Short problem: Count the lines in the records below that contain the word "Russia", and give only that number.

Available data:
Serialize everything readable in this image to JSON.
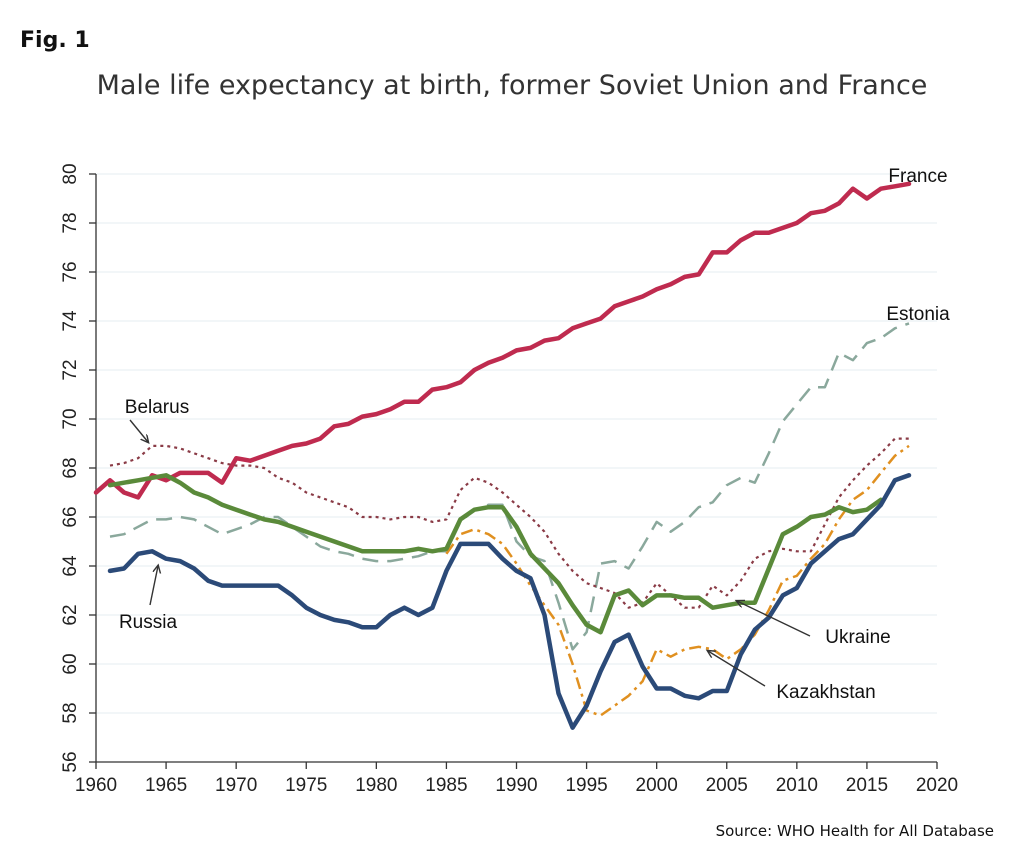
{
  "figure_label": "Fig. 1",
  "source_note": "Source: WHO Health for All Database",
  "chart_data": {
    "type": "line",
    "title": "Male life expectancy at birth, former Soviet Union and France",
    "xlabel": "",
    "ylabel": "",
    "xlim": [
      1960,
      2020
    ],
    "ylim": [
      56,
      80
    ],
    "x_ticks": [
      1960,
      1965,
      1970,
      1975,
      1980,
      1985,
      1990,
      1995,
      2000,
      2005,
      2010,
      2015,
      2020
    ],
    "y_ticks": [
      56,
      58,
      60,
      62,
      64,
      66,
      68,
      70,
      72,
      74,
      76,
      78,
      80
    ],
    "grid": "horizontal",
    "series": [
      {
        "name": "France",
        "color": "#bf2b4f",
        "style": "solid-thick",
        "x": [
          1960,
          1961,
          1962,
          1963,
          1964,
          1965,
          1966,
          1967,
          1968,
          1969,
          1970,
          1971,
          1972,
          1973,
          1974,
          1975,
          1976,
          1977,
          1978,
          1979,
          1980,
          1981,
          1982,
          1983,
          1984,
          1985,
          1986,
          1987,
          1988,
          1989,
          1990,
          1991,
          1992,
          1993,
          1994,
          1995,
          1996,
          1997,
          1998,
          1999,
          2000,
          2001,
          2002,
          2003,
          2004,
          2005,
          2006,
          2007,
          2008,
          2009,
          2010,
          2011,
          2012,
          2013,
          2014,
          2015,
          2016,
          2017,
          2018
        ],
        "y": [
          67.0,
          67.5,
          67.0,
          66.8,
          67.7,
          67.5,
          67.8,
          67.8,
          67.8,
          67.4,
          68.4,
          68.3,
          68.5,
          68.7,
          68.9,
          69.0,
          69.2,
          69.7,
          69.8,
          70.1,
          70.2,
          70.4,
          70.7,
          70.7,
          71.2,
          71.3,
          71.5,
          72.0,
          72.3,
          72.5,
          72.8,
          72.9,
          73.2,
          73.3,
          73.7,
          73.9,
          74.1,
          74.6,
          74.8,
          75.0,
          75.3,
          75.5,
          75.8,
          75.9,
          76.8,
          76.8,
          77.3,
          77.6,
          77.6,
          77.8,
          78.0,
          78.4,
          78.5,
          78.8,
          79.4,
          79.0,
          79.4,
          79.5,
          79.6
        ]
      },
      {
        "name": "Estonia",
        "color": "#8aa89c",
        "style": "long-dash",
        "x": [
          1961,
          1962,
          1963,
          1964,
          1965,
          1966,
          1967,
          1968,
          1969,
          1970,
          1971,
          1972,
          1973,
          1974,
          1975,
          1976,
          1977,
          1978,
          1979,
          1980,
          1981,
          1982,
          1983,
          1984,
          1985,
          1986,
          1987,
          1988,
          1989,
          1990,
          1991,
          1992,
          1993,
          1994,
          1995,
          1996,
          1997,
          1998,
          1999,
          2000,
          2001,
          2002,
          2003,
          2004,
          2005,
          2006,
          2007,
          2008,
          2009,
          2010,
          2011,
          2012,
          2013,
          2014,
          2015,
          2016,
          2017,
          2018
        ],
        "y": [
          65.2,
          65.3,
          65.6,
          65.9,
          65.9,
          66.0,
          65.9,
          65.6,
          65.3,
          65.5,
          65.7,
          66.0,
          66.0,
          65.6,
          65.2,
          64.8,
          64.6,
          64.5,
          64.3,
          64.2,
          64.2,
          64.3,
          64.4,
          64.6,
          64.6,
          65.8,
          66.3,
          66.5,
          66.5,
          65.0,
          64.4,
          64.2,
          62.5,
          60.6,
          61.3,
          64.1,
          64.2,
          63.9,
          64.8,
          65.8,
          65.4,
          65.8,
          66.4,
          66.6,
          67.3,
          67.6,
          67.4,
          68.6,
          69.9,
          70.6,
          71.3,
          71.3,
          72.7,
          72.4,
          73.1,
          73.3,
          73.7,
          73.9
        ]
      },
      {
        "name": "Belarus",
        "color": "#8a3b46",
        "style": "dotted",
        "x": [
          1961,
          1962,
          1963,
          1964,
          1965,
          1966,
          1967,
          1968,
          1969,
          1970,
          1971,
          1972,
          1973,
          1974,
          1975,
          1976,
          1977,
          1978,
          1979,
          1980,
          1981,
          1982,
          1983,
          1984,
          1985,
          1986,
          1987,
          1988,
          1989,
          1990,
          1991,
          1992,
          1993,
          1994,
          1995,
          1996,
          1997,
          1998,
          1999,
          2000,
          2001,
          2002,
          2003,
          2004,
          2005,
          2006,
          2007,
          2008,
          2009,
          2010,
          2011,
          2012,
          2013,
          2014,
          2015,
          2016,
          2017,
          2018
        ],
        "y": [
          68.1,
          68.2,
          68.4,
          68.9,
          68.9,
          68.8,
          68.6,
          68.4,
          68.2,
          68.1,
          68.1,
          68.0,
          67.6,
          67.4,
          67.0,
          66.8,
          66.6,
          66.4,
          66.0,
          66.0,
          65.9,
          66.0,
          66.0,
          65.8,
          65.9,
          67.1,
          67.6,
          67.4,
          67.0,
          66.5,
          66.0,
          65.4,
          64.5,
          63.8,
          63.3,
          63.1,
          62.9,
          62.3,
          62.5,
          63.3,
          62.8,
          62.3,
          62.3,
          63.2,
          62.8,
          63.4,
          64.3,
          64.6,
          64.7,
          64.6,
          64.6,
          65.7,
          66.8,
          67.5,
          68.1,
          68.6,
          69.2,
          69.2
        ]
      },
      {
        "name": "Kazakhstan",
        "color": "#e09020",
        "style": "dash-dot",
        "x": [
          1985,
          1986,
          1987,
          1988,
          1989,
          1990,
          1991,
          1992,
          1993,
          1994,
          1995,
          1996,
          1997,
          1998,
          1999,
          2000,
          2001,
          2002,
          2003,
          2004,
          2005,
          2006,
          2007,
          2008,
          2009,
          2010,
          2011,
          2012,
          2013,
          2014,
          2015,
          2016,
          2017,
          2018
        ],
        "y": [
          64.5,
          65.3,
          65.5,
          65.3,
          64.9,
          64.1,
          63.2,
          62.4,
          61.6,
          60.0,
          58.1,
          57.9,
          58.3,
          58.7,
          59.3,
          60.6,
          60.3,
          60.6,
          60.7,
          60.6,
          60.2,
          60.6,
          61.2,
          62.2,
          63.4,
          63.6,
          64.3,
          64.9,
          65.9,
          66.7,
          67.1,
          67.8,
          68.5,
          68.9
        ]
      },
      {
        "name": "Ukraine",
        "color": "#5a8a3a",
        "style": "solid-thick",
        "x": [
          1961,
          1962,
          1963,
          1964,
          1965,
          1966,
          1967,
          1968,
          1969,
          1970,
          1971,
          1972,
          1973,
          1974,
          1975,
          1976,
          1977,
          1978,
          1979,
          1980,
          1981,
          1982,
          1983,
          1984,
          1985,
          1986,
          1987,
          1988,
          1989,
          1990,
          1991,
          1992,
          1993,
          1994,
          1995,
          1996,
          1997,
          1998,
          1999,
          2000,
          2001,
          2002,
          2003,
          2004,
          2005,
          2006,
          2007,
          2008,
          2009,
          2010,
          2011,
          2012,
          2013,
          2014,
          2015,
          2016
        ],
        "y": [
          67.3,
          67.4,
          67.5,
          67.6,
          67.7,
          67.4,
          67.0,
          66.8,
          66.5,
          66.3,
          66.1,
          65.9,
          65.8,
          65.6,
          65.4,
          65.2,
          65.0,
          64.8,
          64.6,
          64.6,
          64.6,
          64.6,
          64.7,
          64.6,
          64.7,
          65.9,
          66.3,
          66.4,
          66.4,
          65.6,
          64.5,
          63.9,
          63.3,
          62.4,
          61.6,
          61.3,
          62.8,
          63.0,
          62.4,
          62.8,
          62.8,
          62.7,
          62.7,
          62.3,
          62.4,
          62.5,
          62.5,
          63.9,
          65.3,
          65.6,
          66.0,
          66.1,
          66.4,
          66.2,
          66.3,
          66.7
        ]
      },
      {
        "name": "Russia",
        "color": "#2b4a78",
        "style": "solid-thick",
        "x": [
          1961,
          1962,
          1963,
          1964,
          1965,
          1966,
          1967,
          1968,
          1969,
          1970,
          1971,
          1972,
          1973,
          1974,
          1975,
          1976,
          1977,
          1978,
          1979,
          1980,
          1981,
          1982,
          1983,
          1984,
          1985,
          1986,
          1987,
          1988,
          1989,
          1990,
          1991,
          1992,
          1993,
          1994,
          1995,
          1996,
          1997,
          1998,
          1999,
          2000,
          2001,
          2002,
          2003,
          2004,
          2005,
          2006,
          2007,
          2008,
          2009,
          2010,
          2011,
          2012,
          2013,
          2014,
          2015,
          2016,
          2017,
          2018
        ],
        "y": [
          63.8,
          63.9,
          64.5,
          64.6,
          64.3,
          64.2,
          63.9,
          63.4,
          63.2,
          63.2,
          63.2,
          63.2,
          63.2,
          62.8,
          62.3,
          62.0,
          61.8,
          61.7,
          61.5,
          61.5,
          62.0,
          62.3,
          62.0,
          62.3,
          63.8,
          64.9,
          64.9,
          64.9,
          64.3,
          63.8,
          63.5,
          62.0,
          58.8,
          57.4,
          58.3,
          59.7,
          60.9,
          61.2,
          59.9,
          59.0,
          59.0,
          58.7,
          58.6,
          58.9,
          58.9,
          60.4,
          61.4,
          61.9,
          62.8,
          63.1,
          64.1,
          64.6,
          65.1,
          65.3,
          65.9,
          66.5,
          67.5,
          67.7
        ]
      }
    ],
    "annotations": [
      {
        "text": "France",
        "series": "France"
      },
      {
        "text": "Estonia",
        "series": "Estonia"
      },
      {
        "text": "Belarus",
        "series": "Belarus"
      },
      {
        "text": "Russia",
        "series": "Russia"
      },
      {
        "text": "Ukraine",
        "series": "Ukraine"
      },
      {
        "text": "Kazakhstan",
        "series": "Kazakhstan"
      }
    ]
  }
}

Reply: 3